Task brief — Omit every picture, then give all the entries again exactly.

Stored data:

------------------------------

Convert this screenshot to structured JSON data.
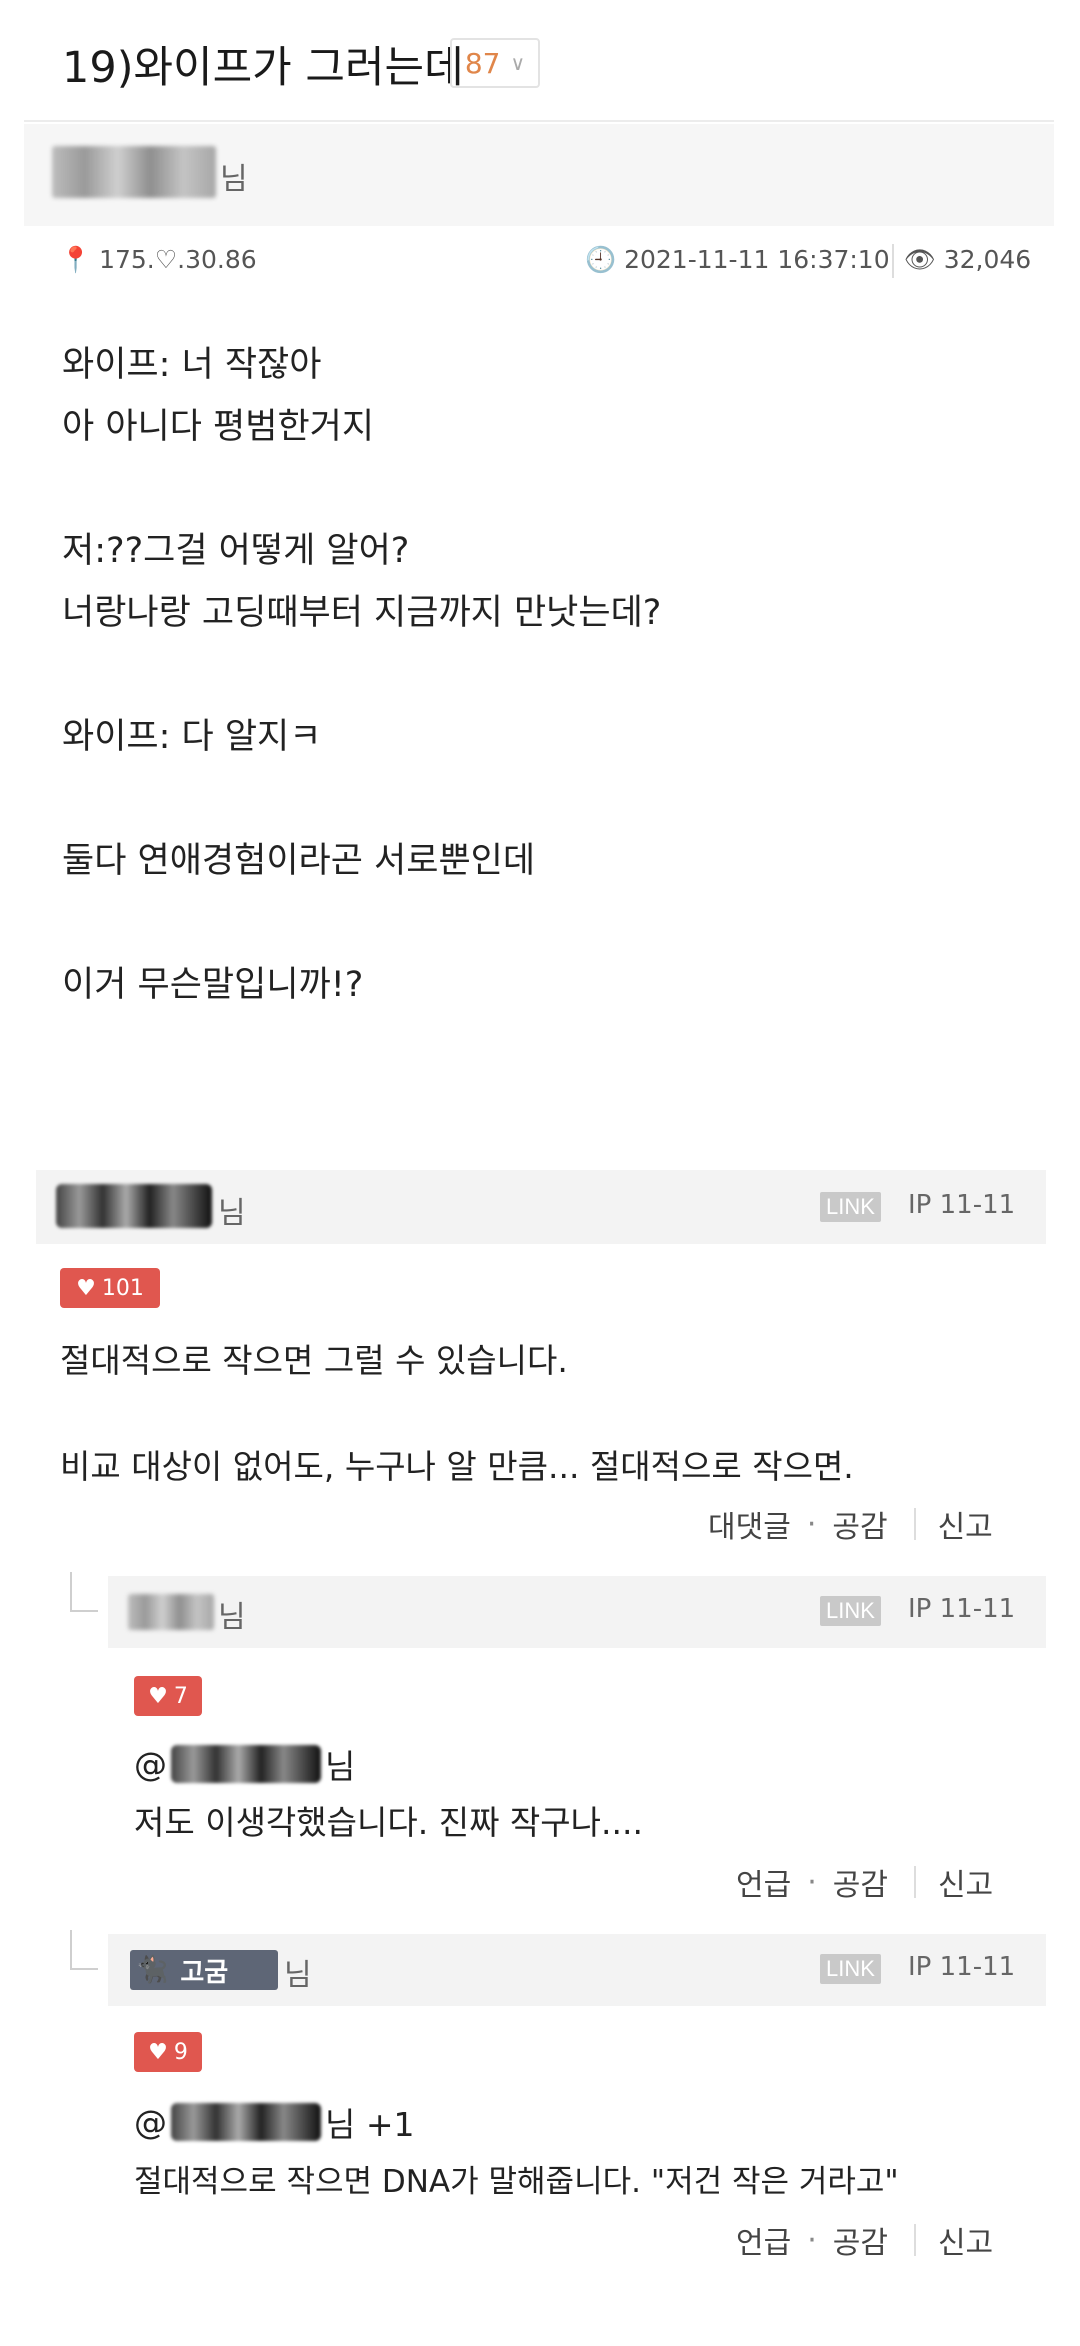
{
  "post": {
    "title": "19)와이프가 그러는데",
    "comment_count": "87",
    "author_suffix": "님",
    "ip": "175.♡.30.86",
    "datetime": "2021-11-11 16:37:10",
    "views": "32,046",
    "lines": [
      "와이프: 너 작잖아",
      "아 아니다 평범한거지",
      "",
      "저:??그걸 어떻게 알어?",
      "너랑나랑 고딩때부터 지금까지 만낫는데?",
      "",
      "와이프: 다 알지ㅋ",
      "",
      "둘다 연애경험이라곤 서로뿐인데",
      "",
      "이거 무슨말입니까!?"
    ]
  },
  "comments": [
    {
      "author_suffix": "님",
      "link": "LINK",
      "ip_date": "IP 11-11",
      "likes": "101",
      "text1": "절대적으로 작으면 그럴 수 있습니다.",
      "text2": "비교 대상이 없어도, 누구나 알 만큼... 절대적으로 작으면.",
      "action1": "대댓글",
      "action2": "공감",
      "action3": "신고"
    },
    {
      "author_suffix": "님",
      "link": "LINK",
      "ip_date": "IP 11-11",
      "likes": "7",
      "mention_prefix": "@",
      "mention_suffix": "님",
      "text": "저도 이생각했습니다. 진짜 작구나....",
      "action1": "언급",
      "action2": "공감",
      "action3": "신고"
    },
    {
      "author": "고굼",
      "author_suffix": "님",
      "link": "LINK",
      "ip_date": "IP 11-11",
      "likes": "9",
      "mention_prefix": "@",
      "mention_suffix": "님 +1",
      "text": "절대적으로 작으면 DNA가 말해줍니다. \"저건 작은 거라고\"",
      "action1": "언급",
      "action2": "공감",
      "action3": "신고"
    }
  ],
  "colors": {
    "like_badge": "#e0574f",
    "count_accent": "#e0864a"
  }
}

------------------------------

The reply —
Convert this screenshot to structured JSON data.
{
  "post": {
    "title": "19)와이프가 그러는데",
    "comment_count": "87",
    "author_suffix": "님",
    "ip": "175.♡.30.86",
    "datetime": "2021-11-11 16:37:10",
    "views": "32,046",
    "lines": [
      "와이프: 너 작잖아",
      "아 아니다 평범한거지",
      "",
      "저:??그걸 어떻게 알어?",
      "너랑나랑 고딩때부터 지금까지 만낫는데?",
      "",
      "와이프: 다 알지ㅋ",
      "",
      "둘다 연애경험이라곤 서로뿐인데",
      "",
      "이거 무슨말입니까!?"
    ]
  },
  "comments": [
    {
      "author_suffix": "님",
      "link": "LINK",
      "ip_date": "IP 11-11",
      "likes": "101",
      "text1": "절대적으로 작으면 그럴 수 있습니다.",
      "text2": "비교 대상이 없어도, 누구나 알 만큼... 절대적으로 작으면.",
      "action1": "대댓글",
      "action2": "공감",
      "action3": "신고"
    },
    {
      "author_suffix": "님",
      "link": "LINK",
      "ip_date": "IP 11-11",
      "likes": "7",
      "mention_prefix": "@",
      "mention_suffix": "님",
      "text": "저도 이생각했습니다. 진짜 작구나....",
      "action1": "언급",
      "action2": "공감",
      "action3": "신고"
    },
    {
      "author": "고굼",
      "author_suffix": "님",
      "link": "LINK",
      "ip_date": "IP 11-11",
      "likes": "9",
      "mention_prefix": "@",
      "mention_suffix": "님 +1",
      "text": "절대적으로 작으면 DNA가 말해줍니다. \"저건 작은 거라고\"",
      "action1": "언급",
      "action2": "공감",
      "action3": "신고"
    }
  ],
  "colors": {
    "like_badge": "#e0574f",
    "count_accent": "#e0864a"
  }
}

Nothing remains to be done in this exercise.